§ **Listed entries**
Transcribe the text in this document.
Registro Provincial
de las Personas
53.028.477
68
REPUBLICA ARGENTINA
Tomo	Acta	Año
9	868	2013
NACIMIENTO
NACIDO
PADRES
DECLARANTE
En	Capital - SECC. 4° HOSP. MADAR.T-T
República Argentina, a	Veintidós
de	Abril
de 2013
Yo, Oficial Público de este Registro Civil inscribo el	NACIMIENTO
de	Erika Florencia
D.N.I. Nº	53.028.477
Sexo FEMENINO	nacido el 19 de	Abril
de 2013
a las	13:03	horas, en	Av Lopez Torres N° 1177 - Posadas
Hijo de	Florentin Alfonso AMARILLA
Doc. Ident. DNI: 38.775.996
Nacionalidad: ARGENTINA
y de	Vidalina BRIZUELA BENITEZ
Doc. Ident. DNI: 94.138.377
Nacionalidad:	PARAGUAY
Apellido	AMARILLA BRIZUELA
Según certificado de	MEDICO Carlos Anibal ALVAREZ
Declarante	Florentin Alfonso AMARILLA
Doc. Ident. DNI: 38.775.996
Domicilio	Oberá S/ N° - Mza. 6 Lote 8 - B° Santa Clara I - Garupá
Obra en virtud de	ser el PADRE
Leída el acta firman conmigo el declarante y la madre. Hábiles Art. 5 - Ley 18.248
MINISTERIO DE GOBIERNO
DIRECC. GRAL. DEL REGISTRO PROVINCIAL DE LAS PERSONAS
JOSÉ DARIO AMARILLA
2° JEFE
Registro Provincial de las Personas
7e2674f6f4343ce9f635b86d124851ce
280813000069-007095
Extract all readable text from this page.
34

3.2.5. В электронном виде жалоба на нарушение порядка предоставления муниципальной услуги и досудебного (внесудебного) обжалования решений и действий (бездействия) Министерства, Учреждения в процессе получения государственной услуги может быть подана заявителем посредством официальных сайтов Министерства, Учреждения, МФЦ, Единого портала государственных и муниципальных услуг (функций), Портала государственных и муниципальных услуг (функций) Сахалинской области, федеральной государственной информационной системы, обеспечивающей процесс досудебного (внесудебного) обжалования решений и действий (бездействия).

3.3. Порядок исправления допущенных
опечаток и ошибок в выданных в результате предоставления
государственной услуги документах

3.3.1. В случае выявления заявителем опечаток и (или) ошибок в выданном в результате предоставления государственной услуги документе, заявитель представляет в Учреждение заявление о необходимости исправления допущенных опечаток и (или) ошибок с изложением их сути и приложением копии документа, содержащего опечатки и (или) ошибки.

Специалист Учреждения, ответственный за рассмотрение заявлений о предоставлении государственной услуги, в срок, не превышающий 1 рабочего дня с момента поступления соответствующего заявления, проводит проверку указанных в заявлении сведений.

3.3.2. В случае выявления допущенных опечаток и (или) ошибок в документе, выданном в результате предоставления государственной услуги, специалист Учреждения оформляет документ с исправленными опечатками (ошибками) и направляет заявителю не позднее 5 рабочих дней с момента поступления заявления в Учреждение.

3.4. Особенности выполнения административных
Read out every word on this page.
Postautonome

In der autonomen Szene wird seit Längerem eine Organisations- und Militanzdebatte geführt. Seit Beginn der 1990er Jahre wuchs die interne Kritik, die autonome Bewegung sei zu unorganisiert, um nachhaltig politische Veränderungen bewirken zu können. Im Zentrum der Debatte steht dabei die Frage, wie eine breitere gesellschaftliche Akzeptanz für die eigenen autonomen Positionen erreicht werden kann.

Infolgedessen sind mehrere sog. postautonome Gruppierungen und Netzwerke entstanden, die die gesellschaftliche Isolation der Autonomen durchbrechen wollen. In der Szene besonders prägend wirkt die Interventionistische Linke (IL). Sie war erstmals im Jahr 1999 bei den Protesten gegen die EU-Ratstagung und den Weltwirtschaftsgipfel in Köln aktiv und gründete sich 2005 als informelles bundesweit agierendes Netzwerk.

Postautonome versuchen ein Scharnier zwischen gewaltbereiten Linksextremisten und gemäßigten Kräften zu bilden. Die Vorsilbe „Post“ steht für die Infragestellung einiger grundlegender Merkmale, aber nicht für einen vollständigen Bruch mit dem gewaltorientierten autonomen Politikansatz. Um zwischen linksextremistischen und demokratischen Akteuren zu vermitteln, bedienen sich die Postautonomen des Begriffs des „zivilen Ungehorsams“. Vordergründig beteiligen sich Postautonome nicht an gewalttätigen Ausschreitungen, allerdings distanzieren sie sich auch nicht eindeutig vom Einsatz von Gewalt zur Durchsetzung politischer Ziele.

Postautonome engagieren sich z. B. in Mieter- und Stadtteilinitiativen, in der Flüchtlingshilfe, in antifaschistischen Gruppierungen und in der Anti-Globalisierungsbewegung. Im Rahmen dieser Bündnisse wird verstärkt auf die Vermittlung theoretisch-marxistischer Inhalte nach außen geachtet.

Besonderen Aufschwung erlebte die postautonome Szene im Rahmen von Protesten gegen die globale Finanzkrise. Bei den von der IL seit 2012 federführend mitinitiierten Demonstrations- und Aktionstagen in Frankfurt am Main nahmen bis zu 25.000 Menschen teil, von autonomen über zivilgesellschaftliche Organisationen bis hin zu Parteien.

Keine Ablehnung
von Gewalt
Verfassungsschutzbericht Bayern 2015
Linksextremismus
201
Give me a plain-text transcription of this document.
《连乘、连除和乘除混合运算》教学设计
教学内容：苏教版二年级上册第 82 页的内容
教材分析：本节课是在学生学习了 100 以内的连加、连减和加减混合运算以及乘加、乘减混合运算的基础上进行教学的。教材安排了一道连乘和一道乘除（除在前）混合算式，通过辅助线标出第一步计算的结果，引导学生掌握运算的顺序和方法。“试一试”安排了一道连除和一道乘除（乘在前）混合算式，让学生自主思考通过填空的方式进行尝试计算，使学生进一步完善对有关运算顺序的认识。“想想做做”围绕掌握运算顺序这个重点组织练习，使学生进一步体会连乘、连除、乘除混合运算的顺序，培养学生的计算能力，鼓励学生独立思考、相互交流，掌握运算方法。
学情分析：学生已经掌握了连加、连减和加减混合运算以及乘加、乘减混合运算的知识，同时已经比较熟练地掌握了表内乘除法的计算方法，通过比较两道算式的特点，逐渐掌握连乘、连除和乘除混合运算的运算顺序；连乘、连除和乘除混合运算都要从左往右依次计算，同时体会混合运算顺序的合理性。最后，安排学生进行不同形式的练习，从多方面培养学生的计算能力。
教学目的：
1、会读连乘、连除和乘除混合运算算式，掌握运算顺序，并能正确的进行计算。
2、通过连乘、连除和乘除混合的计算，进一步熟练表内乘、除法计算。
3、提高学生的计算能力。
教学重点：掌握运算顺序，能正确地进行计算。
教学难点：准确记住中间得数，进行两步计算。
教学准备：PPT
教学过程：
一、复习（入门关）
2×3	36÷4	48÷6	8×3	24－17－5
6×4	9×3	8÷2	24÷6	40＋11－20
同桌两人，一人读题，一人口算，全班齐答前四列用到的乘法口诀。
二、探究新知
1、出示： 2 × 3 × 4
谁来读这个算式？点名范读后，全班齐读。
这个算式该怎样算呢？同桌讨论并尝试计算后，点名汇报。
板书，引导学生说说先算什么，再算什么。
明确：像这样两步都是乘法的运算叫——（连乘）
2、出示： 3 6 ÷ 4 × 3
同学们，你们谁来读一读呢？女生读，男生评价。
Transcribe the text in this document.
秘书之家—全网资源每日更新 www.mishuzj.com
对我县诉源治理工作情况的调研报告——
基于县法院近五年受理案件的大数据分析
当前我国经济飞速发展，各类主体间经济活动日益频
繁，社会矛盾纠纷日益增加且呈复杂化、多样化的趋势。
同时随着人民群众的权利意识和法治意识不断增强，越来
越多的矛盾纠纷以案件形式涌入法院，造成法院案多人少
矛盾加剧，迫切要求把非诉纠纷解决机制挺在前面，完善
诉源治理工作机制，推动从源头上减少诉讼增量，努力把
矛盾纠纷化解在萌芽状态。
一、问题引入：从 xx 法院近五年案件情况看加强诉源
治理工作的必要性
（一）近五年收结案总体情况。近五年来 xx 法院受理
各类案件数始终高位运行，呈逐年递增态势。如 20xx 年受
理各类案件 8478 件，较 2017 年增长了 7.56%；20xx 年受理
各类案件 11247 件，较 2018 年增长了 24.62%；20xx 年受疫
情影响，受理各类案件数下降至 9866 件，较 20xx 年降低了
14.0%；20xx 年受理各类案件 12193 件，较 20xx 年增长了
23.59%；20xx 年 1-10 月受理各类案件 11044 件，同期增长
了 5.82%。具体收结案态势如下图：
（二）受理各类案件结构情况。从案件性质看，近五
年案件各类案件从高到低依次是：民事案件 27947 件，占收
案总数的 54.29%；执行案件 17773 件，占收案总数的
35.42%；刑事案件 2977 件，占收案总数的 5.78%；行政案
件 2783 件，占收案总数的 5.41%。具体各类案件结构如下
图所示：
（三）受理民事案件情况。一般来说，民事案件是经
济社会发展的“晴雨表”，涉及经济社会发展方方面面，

§ **What needs to be done**
All lines above containing the string "выданном" are to be collected.

§ **Exercise response**
3.3.1. В случае выявления заявителем опечаток и (или) ошибок в выданном в результате предоставления государственной услуги документе, заявитель представляет в Учреждение заявление о необходимости исправления допущенных опечаток и (или) ошибок с изложением их сути и приложением копии документа, содержащего опечатки и (или) ошибки.
3.3.2. В случае выявления допущенных опечаток и (или) ошибок в документе, выданном в результате предоставления государственной услуги, специалист Учреждения оформляет документ с исправленными опечатками (ошибками) и направляет заявителю не позднее 5 рабочих дней с момента поступления заявления в Учреждение.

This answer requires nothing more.